Source records:
..........

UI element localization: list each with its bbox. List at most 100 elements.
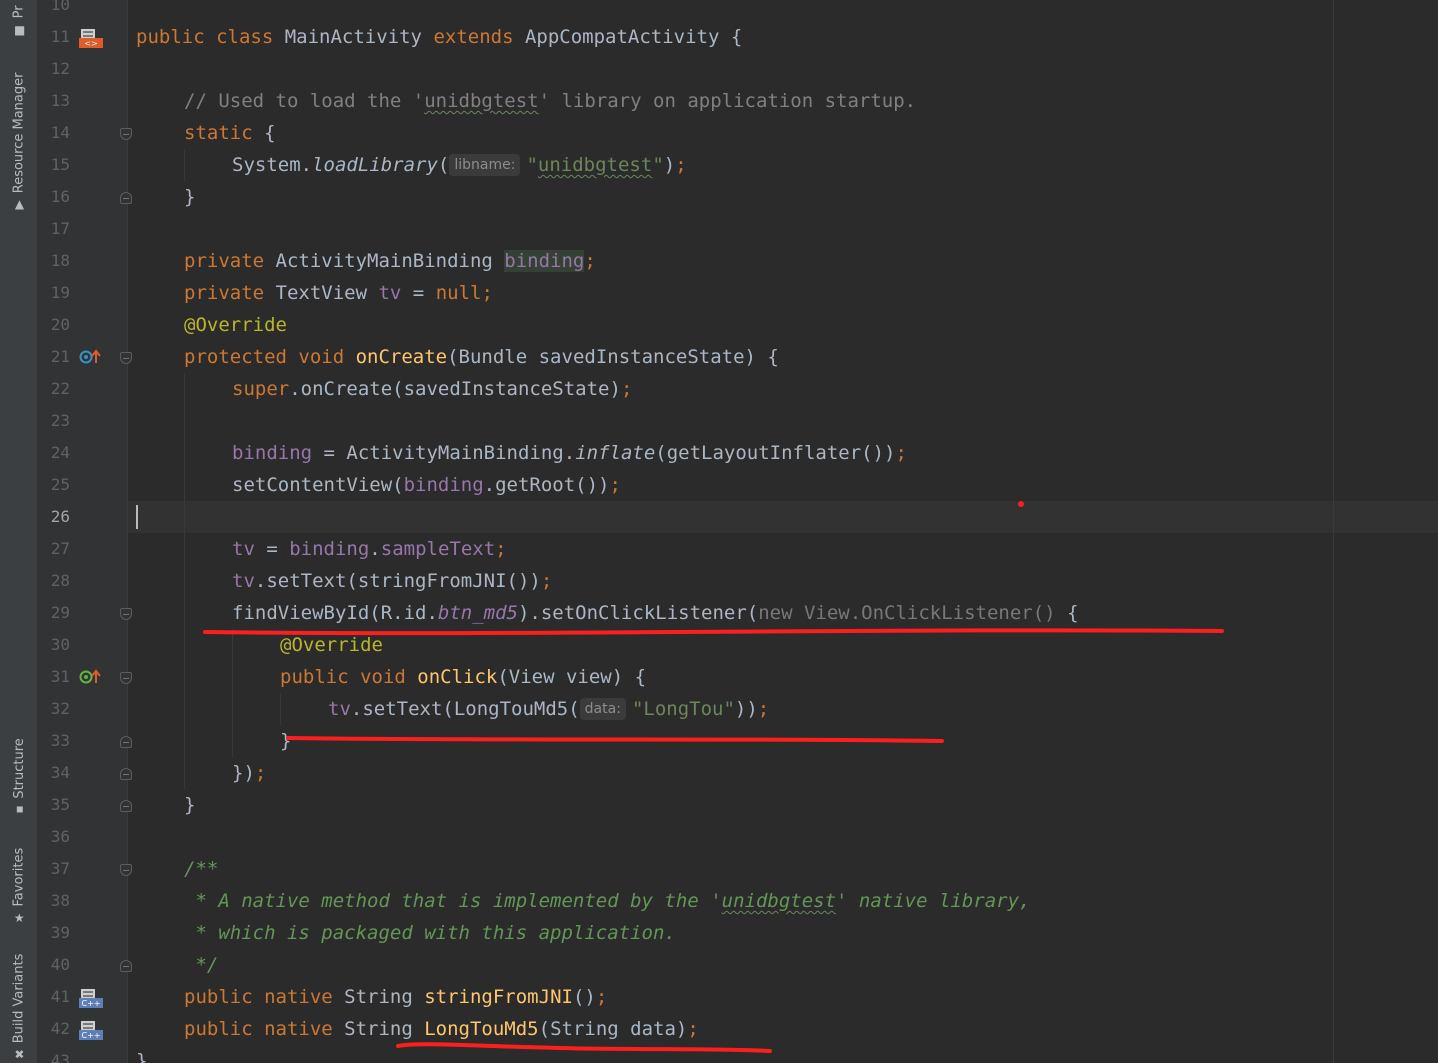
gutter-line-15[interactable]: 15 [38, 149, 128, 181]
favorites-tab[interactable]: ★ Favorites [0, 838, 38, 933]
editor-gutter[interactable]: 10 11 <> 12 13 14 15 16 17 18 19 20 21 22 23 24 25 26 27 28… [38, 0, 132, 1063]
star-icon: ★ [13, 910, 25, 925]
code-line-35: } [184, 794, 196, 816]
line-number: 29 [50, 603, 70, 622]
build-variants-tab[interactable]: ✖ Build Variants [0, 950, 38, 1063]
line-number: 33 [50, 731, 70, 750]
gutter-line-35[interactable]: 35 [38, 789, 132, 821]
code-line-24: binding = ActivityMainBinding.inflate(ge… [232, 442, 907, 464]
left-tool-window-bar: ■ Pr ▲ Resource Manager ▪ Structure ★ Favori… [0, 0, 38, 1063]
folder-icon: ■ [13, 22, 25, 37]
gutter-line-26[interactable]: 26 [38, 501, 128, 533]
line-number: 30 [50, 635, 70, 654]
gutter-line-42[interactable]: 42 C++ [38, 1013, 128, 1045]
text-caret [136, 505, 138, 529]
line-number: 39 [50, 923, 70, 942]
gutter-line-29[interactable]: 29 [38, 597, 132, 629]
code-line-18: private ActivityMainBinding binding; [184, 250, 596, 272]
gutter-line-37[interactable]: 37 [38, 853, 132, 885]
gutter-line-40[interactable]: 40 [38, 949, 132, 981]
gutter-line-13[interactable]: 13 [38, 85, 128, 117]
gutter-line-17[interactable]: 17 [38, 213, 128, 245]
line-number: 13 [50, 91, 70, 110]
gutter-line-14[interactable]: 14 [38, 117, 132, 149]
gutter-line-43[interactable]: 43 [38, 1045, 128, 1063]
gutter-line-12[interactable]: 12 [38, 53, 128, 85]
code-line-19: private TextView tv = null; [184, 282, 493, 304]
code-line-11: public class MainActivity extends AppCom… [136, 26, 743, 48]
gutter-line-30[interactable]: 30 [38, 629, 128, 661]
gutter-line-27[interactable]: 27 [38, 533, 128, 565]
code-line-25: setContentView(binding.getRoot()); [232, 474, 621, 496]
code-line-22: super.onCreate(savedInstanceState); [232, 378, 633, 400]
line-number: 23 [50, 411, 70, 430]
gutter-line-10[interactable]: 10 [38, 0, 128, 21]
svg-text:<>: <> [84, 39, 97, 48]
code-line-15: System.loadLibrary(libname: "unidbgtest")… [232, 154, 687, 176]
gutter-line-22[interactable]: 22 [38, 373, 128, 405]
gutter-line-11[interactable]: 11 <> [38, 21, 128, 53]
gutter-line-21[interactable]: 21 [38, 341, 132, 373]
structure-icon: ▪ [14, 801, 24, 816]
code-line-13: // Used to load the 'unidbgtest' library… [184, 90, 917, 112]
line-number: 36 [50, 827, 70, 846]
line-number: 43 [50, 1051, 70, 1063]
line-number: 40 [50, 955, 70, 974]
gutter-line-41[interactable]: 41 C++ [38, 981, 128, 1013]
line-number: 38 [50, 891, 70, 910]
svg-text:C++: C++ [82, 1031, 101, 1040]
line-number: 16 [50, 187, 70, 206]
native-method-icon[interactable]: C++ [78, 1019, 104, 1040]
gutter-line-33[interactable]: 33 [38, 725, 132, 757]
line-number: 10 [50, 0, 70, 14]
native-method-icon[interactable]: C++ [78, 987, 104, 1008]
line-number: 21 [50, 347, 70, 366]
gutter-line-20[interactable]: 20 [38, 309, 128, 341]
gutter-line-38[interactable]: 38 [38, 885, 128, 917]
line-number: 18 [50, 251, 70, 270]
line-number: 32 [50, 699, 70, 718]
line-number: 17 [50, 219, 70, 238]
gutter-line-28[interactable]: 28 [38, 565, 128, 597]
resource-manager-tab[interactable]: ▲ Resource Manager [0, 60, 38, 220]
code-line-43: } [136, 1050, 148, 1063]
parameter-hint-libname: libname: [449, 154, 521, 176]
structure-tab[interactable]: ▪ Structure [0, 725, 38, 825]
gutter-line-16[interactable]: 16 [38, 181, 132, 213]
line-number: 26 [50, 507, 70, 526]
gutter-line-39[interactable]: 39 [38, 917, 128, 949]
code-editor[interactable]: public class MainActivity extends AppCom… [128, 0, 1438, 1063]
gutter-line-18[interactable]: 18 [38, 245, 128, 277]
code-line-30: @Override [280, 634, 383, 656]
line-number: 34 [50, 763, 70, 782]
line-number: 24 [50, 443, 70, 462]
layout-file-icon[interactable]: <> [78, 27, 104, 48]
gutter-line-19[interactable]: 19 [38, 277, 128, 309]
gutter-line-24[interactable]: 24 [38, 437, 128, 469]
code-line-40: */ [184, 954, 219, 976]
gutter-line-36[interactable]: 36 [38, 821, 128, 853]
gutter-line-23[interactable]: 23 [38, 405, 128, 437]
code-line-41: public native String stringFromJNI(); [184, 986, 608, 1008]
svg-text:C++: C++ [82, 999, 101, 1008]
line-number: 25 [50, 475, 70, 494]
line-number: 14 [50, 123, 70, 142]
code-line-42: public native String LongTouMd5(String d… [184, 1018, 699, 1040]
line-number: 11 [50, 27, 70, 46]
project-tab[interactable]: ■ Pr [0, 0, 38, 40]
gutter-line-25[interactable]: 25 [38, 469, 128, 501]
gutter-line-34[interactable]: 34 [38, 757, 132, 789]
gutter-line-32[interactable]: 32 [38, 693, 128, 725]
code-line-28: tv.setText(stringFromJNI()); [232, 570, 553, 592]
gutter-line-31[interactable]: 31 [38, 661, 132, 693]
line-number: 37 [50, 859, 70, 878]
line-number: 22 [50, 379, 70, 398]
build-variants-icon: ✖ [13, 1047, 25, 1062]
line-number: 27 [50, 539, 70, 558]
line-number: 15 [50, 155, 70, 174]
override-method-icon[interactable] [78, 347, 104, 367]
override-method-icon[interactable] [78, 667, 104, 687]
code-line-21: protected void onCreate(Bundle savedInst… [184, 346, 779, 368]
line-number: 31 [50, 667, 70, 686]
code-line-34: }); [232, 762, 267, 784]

..........

| PROBLEM DETAILS |
Return every line of the records above verbatim, leaving out the pictures.

| TASK OUTPUT |
UI element localization: list each with its bbox. List at most 100 elements.
gutter-line-15[interactable]: 15 [38, 149, 128, 181]
favorites-tab[interactable]: ★ Favorites [0, 838, 38, 933]
editor-gutter[interactable]: 10 11 <> 12 13 14 15 16 17 18 19 20 21 22 23 24 25 26 27 28… [38, 0, 132, 1063]
star-icon: ★ [13, 910, 25, 925]
code-line-35: } [184, 794, 196, 816]
line-number: 29 [50, 603, 70, 622]
build-variants-tab[interactable]: ✖ Build Variants [0, 950, 38, 1063]
line-number: 33 [50, 731, 70, 750]
gutter-line-35[interactable]: 35 [38, 789, 132, 821]
code-line-24: binding = ActivityMainBinding.inflate(ge… [232, 442, 907, 464]
left-tool-window-bar: ■ Pr ▲ Resource Manager ▪ Structure ★ Favori… [0, 0, 38, 1063]
folder-icon: ■ [13, 22, 25, 37]
gutter-line-26[interactable]: 26 [38, 501, 128, 533]
line-number: 30 [50, 635, 70, 654]
gutter-line-42[interactable]: 42 C++ [38, 1013, 128, 1045]
text-caret [136, 505, 138, 529]
line-number: 39 [50, 923, 70, 942]
gutter-line-29[interactable]: 29 [38, 597, 132, 629]
code-line-18: private ActivityMainBinding binding; [184, 250, 596, 272]
gutter-line-37[interactable]: 37 [38, 853, 132, 885]
gutter-line-40[interactable]: 40 [38, 949, 132, 981]
gutter-line-13[interactable]: 13 [38, 85, 128, 117]
gutter-line-17[interactable]: 17 [38, 213, 128, 245]
line-number: 13 [50, 91, 70, 110]
gutter-line-14[interactable]: 14 [38, 117, 132, 149]
gutter-line-43[interactable]: 43 [38, 1045, 128, 1063]
gutter-line-12[interactable]: 12 [38, 53, 128, 85]
code-line-19: private TextView tv = null; [184, 282, 493, 304]
code-line-11: public class MainActivity extends AppCom… [136, 26, 743, 48]
gutter-line-30[interactable]: 30 [38, 629, 128, 661]
gutter-line-27[interactable]: 27 [38, 533, 128, 565]
code-line-25: setContentView(binding.getRoot()); [232, 474, 621, 496]
code-line-22: super.onCreate(savedInstanceState); [232, 378, 633, 400]
line-number: 23 [50, 411, 70, 430]
gutter-line-10[interactable]: 10 [38, 0, 128, 21]
svg-text:<>: <> [84, 39, 97, 48]
code-line-15: System.loadLibrary(libname: "unidbgtest")… [232, 154, 687, 176]
gutter-line-22[interactable]: 22 [38, 373, 128, 405]
gutter-line-11[interactable]: 11 <> [38, 21, 128, 53]
gutter-line-21[interactable]: 21 [38, 341, 132, 373]
structure-icon: ▪ [14, 801, 24, 816]
code-line-13: // Used to load the 'unidbgtest' library… [184, 90, 917, 112]
line-number: 36 [50, 827, 70, 846]
line-number: 43 [50, 1051, 70, 1063]
line-number: 40 [50, 955, 70, 974]
gutter-line-41[interactable]: 41 C++ [38, 981, 128, 1013]
line-number: 38 [50, 891, 70, 910]
svg-text:C++: C++ [82, 1031, 101, 1040]
line-number: 16 [50, 187, 70, 206]
native-method-icon[interactable]: C++ [78, 1019, 104, 1040]
gutter-line-33[interactable]: 33 [38, 725, 132, 757]
line-number: 10 [50, 0, 70, 14]
native-method-icon[interactable]: C++ [78, 987, 104, 1008]
line-number: 21 [50, 347, 70, 366]
gutter-line-20[interactable]: 20 [38, 309, 128, 341]
gutter-line-38[interactable]: 38 [38, 885, 128, 917]
line-number: 18 [50, 251, 70, 270]
line-number: 32 [50, 699, 70, 718]
line-number: 17 [50, 219, 70, 238]
gutter-line-28[interactable]: 28 [38, 565, 128, 597]
resource-manager-tab[interactable]: ▲ Resource Manager [0, 60, 38, 220]
code-line-43: } [136, 1050, 148, 1063]
parameter-hint-libname: libname: [449, 154, 521, 176]
structure-tab[interactable]: ▪ Structure [0, 725, 38, 825]
gutter-line-16[interactable]: 16 [38, 181, 132, 213]
line-number: 26 [50, 507, 70, 526]
gutter-line-39[interactable]: 39 [38, 917, 128, 949]
code-editor[interactable]: public class MainActivity extends AppCom… [128, 0, 1438, 1063]
gutter-line-18[interactable]: 18 [38, 245, 128, 277]
code-line-30: @Override [280, 634, 383, 656]
line-number: 34 [50, 763, 70, 782]
line-number: 24 [50, 443, 70, 462]
layout-file-icon[interactable]: <> [78, 27, 104, 48]
gutter-line-19[interactable]: 19 [38, 277, 128, 309]
gutter-line-24[interactable]: 24 [38, 437, 128, 469]
code-line-40: */ [184, 954, 219, 976]
gutter-line-36[interactable]: 36 [38, 821, 128, 853]
gutter-line-23[interactable]: 23 [38, 405, 128, 437]
code-line-41: public native String stringFromJNI(); [184, 986, 608, 1008]
svg-text:C++: C++ [82, 999, 101, 1008]
line-number: 25 [50, 475, 70, 494]
line-number: 14 [50, 123, 70, 142]
code-line-42: public native String LongTouMd5(String d… [184, 1018, 699, 1040]
line-number: 11 [50, 27, 70, 46]
project-tab[interactable]: ■ Pr [0, 0, 38, 40]
gutter-line-25[interactable]: 25 [38, 469, 128, 501]
gutter-line-34[interactable]: 34 [38, 757, 132, 789]
gutter-line-32[interactable]: 32 [38, 693, 128, 725]
code-line-28: tv.setText(stringFromJNI()); [232, 570, 553, 592]
gutter-line-31[interactable]: 31 [38, 661, 132, 693]
line-number: 37 [50, 859, 70, 878]
line-number: 22 [50, 379, 70, 398]
build-variants-icon: ✖ [13, 1047, 25, 1062]
line-number: 27 [50, 539, 70, 558]
line-number: 15 [50, 155, 70, 174]
override-method-icon[interactable] [78, 347, 104, 367]
override-method-icon[interactable] [78, 667, 104, 687]
code-line-21: protected void onCreate(Bundle savedInst… [184, 346, 779, 368]
line-number: 31 [50, 667, 70, 686]
code-line-34: }); [232, 762, 267, 784]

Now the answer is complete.